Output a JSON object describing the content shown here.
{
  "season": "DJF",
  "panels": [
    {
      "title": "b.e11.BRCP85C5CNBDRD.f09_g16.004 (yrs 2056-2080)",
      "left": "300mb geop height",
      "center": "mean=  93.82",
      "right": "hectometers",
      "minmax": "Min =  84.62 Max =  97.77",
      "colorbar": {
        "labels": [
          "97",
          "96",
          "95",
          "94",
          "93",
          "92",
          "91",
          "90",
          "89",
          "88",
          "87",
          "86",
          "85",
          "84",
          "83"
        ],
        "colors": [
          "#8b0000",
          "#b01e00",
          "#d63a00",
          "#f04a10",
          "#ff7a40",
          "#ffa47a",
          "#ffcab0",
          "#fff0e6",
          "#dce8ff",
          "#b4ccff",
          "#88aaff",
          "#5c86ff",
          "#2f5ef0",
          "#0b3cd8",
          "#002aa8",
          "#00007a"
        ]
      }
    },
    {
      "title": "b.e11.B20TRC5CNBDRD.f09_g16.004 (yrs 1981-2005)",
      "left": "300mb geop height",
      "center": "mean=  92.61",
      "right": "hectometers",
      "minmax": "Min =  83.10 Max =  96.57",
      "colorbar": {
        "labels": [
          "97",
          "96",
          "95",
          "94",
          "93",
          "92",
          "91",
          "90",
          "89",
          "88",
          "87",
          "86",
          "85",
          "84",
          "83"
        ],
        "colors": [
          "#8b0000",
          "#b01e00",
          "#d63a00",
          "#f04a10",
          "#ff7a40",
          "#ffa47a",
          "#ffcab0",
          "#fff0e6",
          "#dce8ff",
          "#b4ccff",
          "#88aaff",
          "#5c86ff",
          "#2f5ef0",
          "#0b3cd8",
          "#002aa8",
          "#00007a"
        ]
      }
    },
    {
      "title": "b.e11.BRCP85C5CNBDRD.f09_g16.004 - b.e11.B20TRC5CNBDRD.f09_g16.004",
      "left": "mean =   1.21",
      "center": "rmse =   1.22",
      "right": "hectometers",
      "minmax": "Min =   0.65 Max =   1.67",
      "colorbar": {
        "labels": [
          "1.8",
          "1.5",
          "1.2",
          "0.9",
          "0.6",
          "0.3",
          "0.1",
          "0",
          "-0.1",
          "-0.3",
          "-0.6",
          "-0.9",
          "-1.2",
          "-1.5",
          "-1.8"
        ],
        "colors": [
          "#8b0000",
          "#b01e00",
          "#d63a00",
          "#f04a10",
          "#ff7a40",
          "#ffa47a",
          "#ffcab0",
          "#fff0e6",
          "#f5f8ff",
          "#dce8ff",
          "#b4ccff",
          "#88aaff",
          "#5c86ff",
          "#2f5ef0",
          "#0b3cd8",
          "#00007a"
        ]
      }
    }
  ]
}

+--

• **STATED GOAL**
Search the data for the word "center" and copy each line where it appears.

• **PROBLEM SOLUTION**
      "center": "mean=  93.82",
      "center": "mean=  92.61",
      "center": "rmse =   1.22",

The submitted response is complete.